Work to do:
Your task is to print the material below exactly as presented.

— START Data entries —

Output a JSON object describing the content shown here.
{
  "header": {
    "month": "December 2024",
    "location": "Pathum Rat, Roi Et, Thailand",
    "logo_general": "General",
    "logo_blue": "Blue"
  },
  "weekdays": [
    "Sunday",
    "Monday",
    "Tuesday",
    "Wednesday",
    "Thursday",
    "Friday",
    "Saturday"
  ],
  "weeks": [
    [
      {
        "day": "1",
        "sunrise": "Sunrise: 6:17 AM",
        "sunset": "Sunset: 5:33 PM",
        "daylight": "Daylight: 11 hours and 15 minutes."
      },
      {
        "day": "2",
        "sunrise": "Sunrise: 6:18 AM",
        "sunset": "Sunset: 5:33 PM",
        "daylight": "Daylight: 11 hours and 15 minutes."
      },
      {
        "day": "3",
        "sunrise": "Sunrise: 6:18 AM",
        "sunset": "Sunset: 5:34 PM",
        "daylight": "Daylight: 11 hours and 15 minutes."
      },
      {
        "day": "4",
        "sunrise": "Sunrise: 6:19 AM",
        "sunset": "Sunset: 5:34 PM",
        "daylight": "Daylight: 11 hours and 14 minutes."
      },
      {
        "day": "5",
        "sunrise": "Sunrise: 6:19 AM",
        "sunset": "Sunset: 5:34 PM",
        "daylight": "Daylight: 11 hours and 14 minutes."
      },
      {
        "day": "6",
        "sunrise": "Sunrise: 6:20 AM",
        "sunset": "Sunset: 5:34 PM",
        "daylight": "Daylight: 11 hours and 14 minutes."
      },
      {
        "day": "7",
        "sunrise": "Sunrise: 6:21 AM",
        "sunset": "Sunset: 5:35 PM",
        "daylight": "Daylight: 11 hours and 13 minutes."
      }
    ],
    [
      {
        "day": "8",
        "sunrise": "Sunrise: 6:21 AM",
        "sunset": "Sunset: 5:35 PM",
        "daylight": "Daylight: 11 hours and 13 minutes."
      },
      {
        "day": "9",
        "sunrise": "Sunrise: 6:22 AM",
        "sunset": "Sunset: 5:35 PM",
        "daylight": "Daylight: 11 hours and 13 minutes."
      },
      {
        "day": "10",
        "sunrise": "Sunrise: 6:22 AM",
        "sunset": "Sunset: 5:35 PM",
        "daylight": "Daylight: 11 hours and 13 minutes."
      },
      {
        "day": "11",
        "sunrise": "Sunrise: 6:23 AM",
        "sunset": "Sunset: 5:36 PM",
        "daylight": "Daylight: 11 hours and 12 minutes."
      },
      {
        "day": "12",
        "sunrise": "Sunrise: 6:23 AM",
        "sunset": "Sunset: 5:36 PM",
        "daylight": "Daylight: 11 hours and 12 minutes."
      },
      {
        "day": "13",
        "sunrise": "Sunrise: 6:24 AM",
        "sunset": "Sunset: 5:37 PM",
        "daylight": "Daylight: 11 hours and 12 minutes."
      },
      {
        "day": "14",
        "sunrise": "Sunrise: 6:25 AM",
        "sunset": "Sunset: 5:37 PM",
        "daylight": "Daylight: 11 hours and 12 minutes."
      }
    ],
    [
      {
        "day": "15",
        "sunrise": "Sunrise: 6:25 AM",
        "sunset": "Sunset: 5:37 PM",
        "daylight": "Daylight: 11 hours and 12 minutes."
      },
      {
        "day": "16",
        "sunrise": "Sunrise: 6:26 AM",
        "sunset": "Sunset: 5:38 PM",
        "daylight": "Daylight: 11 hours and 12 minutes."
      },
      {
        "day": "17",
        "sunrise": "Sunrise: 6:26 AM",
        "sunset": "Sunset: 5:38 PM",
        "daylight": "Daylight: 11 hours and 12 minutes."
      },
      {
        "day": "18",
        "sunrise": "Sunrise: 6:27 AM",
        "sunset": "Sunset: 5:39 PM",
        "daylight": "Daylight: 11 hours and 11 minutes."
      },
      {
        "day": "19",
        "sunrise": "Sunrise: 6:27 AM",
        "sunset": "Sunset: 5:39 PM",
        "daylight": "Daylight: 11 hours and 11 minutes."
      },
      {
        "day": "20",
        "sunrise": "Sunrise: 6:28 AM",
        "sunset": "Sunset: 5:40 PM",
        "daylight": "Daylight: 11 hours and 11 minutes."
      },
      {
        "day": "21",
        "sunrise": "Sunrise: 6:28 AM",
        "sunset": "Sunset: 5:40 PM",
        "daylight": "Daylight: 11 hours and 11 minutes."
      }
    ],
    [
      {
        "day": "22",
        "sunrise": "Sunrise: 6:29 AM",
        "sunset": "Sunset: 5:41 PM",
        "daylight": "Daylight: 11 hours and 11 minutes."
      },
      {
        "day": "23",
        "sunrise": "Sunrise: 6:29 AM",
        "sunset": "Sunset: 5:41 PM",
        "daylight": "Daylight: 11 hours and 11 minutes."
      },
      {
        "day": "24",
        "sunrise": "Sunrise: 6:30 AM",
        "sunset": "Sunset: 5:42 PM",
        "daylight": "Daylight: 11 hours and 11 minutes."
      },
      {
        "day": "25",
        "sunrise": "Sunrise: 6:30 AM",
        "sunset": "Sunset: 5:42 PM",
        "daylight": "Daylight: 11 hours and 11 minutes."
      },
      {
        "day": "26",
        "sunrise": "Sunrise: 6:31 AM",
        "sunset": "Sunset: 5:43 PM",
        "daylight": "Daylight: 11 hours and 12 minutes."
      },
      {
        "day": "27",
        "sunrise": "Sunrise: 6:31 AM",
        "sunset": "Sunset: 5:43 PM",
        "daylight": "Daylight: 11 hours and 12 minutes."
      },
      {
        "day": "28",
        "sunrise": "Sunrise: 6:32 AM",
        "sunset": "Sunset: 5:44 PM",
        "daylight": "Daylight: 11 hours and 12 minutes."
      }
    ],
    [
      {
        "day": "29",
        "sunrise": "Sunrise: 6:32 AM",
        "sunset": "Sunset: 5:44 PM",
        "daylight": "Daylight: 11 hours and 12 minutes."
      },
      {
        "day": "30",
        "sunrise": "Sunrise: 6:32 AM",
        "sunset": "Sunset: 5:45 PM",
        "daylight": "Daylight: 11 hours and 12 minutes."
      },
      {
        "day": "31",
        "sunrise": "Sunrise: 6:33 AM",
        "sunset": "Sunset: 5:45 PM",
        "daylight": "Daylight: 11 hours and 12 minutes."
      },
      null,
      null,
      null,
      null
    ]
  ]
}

— END Data entries —

Correct result:
Output a JSON object describing the content shown here.
{
  "header": {
    "month": "December 2024",
    "location": "Pathum Rat, Roi Et, Thailand",
    "logo_general": "General",
    "logo_blue": "Blue"
  },
  "weekdays": [
    "Sunday",
    "Monday",
    "Tuesday",
    "Wednesday",
    "Thursday",
    "Friday",
    "Saturday"
  ],
  "weeks": [
    [
      {
        "day": "1",
        "sunrise": "Sunrise: 6:17 AM",
        "sunset": "Sunset: 5:33 PM",
        "daylight": "Daylight: 11 hours and 15 minutes."
      },
      {
        "day": "2",
        "sunrise": "Sunrise: 6:18 AM",
        "sunset": "Sunset: 5:33 PM",
        "daylight": "Daylight: 11 hours and 15 minutes."
      },
      {
        "day": "3",
        "sunrise": "Sunrise: 6:18 AM",
        "sunset": "Sunset: 5:34 PM",
        "daylight": "Daylight: 11 hours and 15 minutes."
      },
      {
        "day": "4",
        "sunrise": "Sunrise: 6:19 AM",
        "sunset": "Sunset: 5:34 PM",
        "daylight": "Daylight: 11 hours and 14 minutes."
      },
      {
        "day": "5",
        "sunrise": "Sunrise: 6:19 AM",
        "sunset": "Sunset: 5:34 PM",
        "daylight": "Daylight: 11 hours and 14 minutes."
      },
      {
        "day": "6",
        "sunrise": "Sunrise: 6:20 AM",
        "sunset": "Sunset: 5:34 PM",
        "daylight": "Daylight: 11 hours and 14 minutes."
      },
      {
        "day": "7",
        "sunrise": "Sunrise: 6:21 AM",
        "sunset": "Sunset: 5:35 PM",
        "daylight": "Daylight: 11 hours and 13 minutes."
      }
    ],
    [
      {
        "day": "8",
        "sunrise": "Sunrise: 6:21 AM",
        "sunset": "Sunset: 5:35 PM",
        "daylight": "Daylight: 11 hours and 13 minutes."
      },
      {
        "day": "9",
        "sunrise": "Sunrise: 6:22 AM",
        "sunset": "Sunset: 5:35 PM",
        "daylight": "Daylight: 11 hours and 13 minutes."
      },
      {
        "day": "10",
        "sunrise": "Sunrise: 6:22 AM",
        "sunset": "Sunset: 5:35 PM",
        "daylight": "Daylight: 11 hours and 13 minutes."
      },
      {
        "day": "11",
        "sunrise": "Sunrise: 6:23 AM",
        "sunset": "Sunset: 5:36 PM",
        "daylight": "Daylight: 11 hours and 12 minutes."
      },
      {
        "day": "12",
        "sunrise": "Sunrise: 6:23 AM",
        "sunset": "Sunset: 5:36 PM",
        "daylight": "Daylight: 11 hours and 12 minutes."
      },
      {
        "day": "13",
        "sunrise": "Sunrise: 6:24 AM",
        "sunset": "Sunset: 5:37 PM",
        "daylight": "Daylight: 11 hours and 12 minutes."
      },
      {
        "day": "14",
        "sunrise": "Sunrise: 6:25 AM",
        "sunset": "Sunset: 5:37 PM",
        "daylight": "Daylight: 11 hours and 12 minutes."
      }
    ],
    [
      {
        "day": "15",
        "sunrise": "Sunrise: 6:25 AM",
        "sunset": "Sunset: 5:37 PM",
        "daylight": "Daylight: 11 hours and 12 minutes."
      },
      {
        "day": "16",
        "sunrise": "Sunrise: 6:26 AM",
        "sunset": "Sunset: 5:38 PM",
        "daylight": "Daylight: 11 hours and 12 minutes."
      },
      {
        "day": "17",
        "sunrise": "Sunrise: 6:26 AM",
        "sunset": "Sunset: 5:38 PM",
        "daylight": "Daylight: 11 hours and 12 minutes."
      },
      {
        "day": "18",
        "sunrise": "Sunrise: 6:27 AM",
        "sunset": "Sunset: 5:39 PM",
        "daylight": "Daylight: 11 hours and 11 minutes."
      },
      {
        "day": "19",
        "sunrise": "Sunrise: 6:27 AM",
        "sunset": "Sunset: 5:39 PM",
        "daylight": "Daylight: 11 hours and 11 minutes."
      },
      {
        "day": "20",
        "sunrise": "Sunrise: 6:28 AM",
        "sunset": "Sunset: 5:40 PM",
        "daylight": "Daylight: 11 hours and 11 minutes."
      },
      {
        "day": "21",
        "sunrise": "Sunrise: 6:28 AM",
        "sunset": "Sunset: 5:40 PM",
        "daylight": "Daylight: 11 hours and 11 minutes."
      }
    ],
    [
      {
        "day": "22",
        "sunrise": "Sunrise: 6:29 AM",
        "sunset": "Sunset: 5:41 PM",
        "daylight": "Daylight: 11 hours and 11 minutes."
      },
      {
        "day": "23",
        "sunrise": "Sunrise: 6:29 AM",
        "sunset": "Sunset: 5:41 PM",
        "daylight": "Daylight: 11 hours and 11 minutes."
      },
      {
        "day": "24",
        "sunrise": "Sunrise: 6:30 AM",
        "sunset": "Sunset: 5:42 PM",
        "daylight": "Daylight: 11 hours and 11 minutes."
      },
      {
        "day": "25",
        "sunrise": "Sunrise: 6:30 AM",
        "sunset": "Sunset: 5:42 PM",
        "daylight": "Daylight: 11 hours and 11 minutes."
      },
      {
        "day": "26",
        "sunrise": "Sunrise: 6:31 AM",
        "sunset": "Sunset: 5:43 PM",
        "daylight": "Daylight: 11 hours and 12 minutes."
      },
      {
        "day": "27",
        "sunrise": "Sunrise: 6:31 AM",
        "sunset": "Sunset: 5:43 PM",
        "daylight": "Daylight: 11 hours and 12 minutes."
      },
      {
        "day": "28",
        "sunrise": "Sunrise: 6:32 AM",
        "sunset": "Sunset: 5:44 PM",
        "daylight": "Daylight: 11 hours and 12 minutes."
      }
    ],
    [
      {
        "day": "29",
        "sunrise": "Sunrise: 6:32 AM",
        "sunset": "Sunset: 5:44 PM",
        "daylight": "Daylight: 11 hours and 12 minutes."
      },
      {
        "day": "30",
        "sunrise": "Sunrise: 6:32 AM",
        "sunset": "Sunset: 5:45 PM",
        "daylight": "Daylight: 11 hours and 12 minutes."
      },
      {
        "day": "31",
        "sunrise": "Sunrise: 6:33 AM",
        "sunset": "Sunset: 5:45 PM",
        "daylight": "Daylight: 11 hours and 12 minutes."
      },
      null,
      null,
      null,
      null
    ]
  ]
}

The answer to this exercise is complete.